**Given task:**
From the listing that follows, extract every line and set it down unaltered.

• • • •

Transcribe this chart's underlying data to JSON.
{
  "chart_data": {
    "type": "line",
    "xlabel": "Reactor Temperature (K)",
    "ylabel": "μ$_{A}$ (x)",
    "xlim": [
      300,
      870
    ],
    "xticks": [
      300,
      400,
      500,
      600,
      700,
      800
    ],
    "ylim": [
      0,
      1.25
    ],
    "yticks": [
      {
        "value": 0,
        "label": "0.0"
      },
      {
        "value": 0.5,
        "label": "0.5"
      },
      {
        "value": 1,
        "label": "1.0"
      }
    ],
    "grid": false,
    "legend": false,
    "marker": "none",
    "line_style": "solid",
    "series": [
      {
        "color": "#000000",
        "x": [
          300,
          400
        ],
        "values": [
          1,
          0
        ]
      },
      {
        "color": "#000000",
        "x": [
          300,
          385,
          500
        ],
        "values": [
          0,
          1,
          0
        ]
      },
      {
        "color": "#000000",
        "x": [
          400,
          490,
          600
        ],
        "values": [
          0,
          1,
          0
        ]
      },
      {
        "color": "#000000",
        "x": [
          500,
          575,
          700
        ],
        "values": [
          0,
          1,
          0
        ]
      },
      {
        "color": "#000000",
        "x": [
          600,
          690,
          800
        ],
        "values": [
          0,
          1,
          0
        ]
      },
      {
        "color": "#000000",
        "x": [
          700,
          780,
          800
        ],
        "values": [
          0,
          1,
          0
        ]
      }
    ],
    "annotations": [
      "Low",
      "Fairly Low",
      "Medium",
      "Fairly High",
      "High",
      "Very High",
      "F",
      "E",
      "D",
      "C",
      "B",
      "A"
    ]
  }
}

• • • •

**Correct answer:**
Transcribe this chart's underlying data to JSON.
{
  "chart_data": {
    "type": "line",
    "xlabel": "Reactor Temperature (K)",
    "ylabel": "μ$_{A}$ (x)",
    "xlim": [
      300,
      870
    ],
    "xticks": [
      300,
      400,
      500,
      600,
      700,
      800
    ],
    "ylim": [
      0,
      1.25
    ],
    "yticks": [
      {
        "value": 0,
        "label": "0.0"
      },
      {
        "value": 0.5,
        "label": "0.5"
      },
      {
        "value": 1,
        "label": "1.0"
      }
    ],
    "grid": false,
    "legend": false,
    "marker": "none",
    "line_style": "solid",
    "series": [
      {
        "color": "#000000",
        "x": [
          300,
          400
        ],
        "values": [
          1,
          0
        ]
      },
      {
        "color": "#000000",
        "x": [
          300,
          385,
          500
        ],
        "values": [
          0,
          1,
          0
        ]
      },
      {
        "color": "#000000",
        "x": [
          400,
          490,
          600
        ],
        "values": [
          0,
          1,
          0
        ]
      },
      {
        "color": "#000000",
        "x": [
          500,
          575,
          700
        ],
        "values": [
          0,
          1,
          0
        ]
      },
      {
        "color": "#000000",
        "x": [
          600,
          690,
          800
        ],
        "values": [
          0,
          1,
          0
        ]
      },
      {
        "color": "#000000",
        "x": [
          700,
          780,
          800
        ],
        "values": [
          0,
          1,
          0
        ]
      }
    ],
    "annotations": [
      "Low",
      "Fairly Low",
      "Medium",
      "Fairly High",
      "High",
      "Very High",
      "F",
      "E",
      "D",
      "C",
      "B",
      "A"
    ]
  }
}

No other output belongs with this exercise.